◆ **Exercise objective**: Restate each of the lines below word for word and drop every picture.

Extracts from a graphics dataset
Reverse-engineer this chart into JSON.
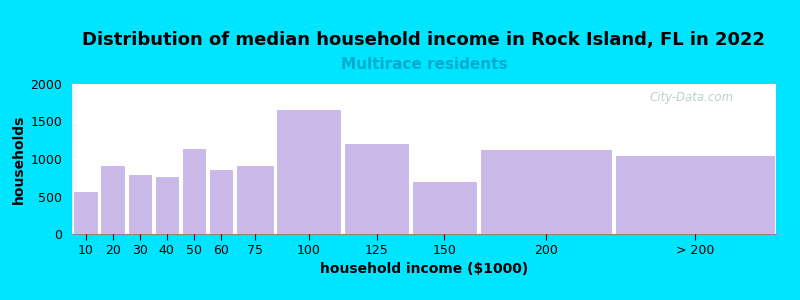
{
  "title": "Distribution of median household income in Rock Island, FL in 2022",
  "subtitle": "Multirace residents",
  "xlabel": "household income ($1000)",
  "ylabel": "households",
  "categories": [
    "10",
    "20",
    "30",
    "40",
    "50",
    "60",
    "75",
    "100",
    "125",
    "150",
    "200",
    "> 200"
  ],
  "values": [
    580,
    920,
    800,
    780,
    1150,
    870,
    920,
    1670,
    1210,
    710,
    1140,
    1050
  ],
  "bar_color": "#c9b8e8",
  "bar_edge_color": "#ffffff",
  "bg_outer": "#00e5ff",
  "bg_plot_left": "#dff5e8",
  "bg_plot_right": "#f8f8f8",
  "title_fontsize": 13,
  "subtitle_fontsize": 11,
  "subtitle_color": "#00aacc",
  "axis_label_fontsize": 10,
  "tick_fontsize": 9,
  "ylim": [
    0,
    2000
  ],
  "yticks": [
    0,
    500,
    1000,
    1500,
    2000
  ],
  "watermark_text": "City-Data.com",
  "watermark_color": "#b0c8c8",
  "bar_left_edges": [
    0,
    10,
    20,
    30,
    40,
    50,
    60,
    75,
    100,
    125,
    150,
    200
  ],
  "bar_right_edges": [
    10,
    20,
    30,
    40,
    50,
    60,
    75,
    100,
    125,
    150,
    200,
    260
  ],
  "xlim": [
    0,
    260
  ]
}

◆ **Task output**:
Reverse-engineer this chart into JSON.
{
  "title": "Distribution of median household income in Rock Island, FL in 2022",
  "subtitle": "Multirace residents",
  "xlabel": "household income ($1000)",
  "ylabel": "households",
  "categories": [
    "10",
    "20",
    "30",
    "40",
    "50",
    "60",
    "75",
    "100",
    "125",
    "150",
    "200",
    "> 200"
  ],
  "values": [
    580,
    920,
    800,
    780,
    1150,
    870,
    920,
    1670,
    1210,
    710,
    1140,
    1050
  ],
  "bar_color": "#c9b8e8",
  "bar_edge_color": "#ffffff",
  "bg_outer": "#00e5ff",
  "bg_plot_left": "#dff5e8",
  "bg_plot_right": "#f8f8f8",
  "title_fontsize": 13,
  "subtitle_fontsize": 11,
  "subtitle_color": "#00aacc",
  "axis_label_fontsize": 10,
  "tick_fontsize": 9,
  "ylim": [
    0,
    2000
  ],
  "yticks": [
    0,
    500,
    1000,
    1500,
    2000
  ],
  "watermark_text": "City-Data.com",
  "watermark_color": "#b0c8c8",
  "bar_left_edges": [
    0,
    10,
    20,
    30,
    40,
    50,
    60,
    75,
    100,
    125,
    150,
    200
  ],
  "bar_right_edges": [
    10,
    20,
    30,
    40,
    50,
    60,
    75,
    100,
    125,
    150,
    200,
    260
  ],
  "xlim": [
    0,
    260
  ]
}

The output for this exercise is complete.